**Exercise**
Each of the entries should be retyped precisely as it appears.

Data items
━━━━━━━━━━━━━━━━━━━━

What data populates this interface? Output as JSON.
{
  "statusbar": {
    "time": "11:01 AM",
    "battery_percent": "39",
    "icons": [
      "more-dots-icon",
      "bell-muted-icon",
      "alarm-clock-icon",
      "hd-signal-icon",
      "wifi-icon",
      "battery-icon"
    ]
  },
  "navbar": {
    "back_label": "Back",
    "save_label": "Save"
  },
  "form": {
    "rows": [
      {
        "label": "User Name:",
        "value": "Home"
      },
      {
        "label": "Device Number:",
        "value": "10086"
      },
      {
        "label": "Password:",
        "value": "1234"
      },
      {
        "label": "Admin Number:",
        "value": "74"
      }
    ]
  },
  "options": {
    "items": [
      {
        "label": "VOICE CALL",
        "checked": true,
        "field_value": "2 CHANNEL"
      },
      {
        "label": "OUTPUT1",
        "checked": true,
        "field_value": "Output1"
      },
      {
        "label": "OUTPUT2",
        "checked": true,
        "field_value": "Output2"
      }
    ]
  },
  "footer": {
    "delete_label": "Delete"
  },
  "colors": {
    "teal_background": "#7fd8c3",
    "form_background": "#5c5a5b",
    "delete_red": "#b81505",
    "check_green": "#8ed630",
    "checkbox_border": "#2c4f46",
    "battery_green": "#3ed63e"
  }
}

━━━━━━━━━━━━━━━━━━━━

**The reply**
What data populates this interface? Output as JSON.
{
  "statusbar": {
    "time": "11:01 AM",
    "battery_percent": "39",
    "icons": [
      "more-dots-icon",
      "bell-muted-icon",
      "alarm-clock-icon",
      "hd-signal-icon",
      "wifi-icon",
      "battery-icon"
    ]
  },
  "navbar": {
    "back_label": "Back",
    "save_label": "Save"
  },
  "form": {
    "rows": [
      {
        "label": "User Name:",
        "value": "Home"
      },
      {
        "label": "Device Number:",
        "value": "10086"
      },
      {
        "label": "Password:",
        "value": "1234"
      },
      {
        "label": "Admin Number:",
        "value": "74"
      }
    ]
  },
  "options": {
    "items": [
      {
        "label": "VOICE CALL",
        "checked": true,
        "field_value": "2 CHANNEL"
      },
      {
        "label": "OUTPUT1",
        "checked": true,
        "field_value": "Output1"
      },
      {
        "label": "OUTPUT2",
        "checked": true,
        "field_value": "Output2"
      }
    ]
  },
  "footer": {
    "delete_label": "Delete"
  },
  "colors": {
    "teal_background": "#7fd8c3",
    "form_background": "#5c5a5b",
    "delete_red": "#b81505",
    "check_green": "#8ed630",
    "checkbox_border": "#2c4f46",
    "battery_green": "#3ed63e"
  }
}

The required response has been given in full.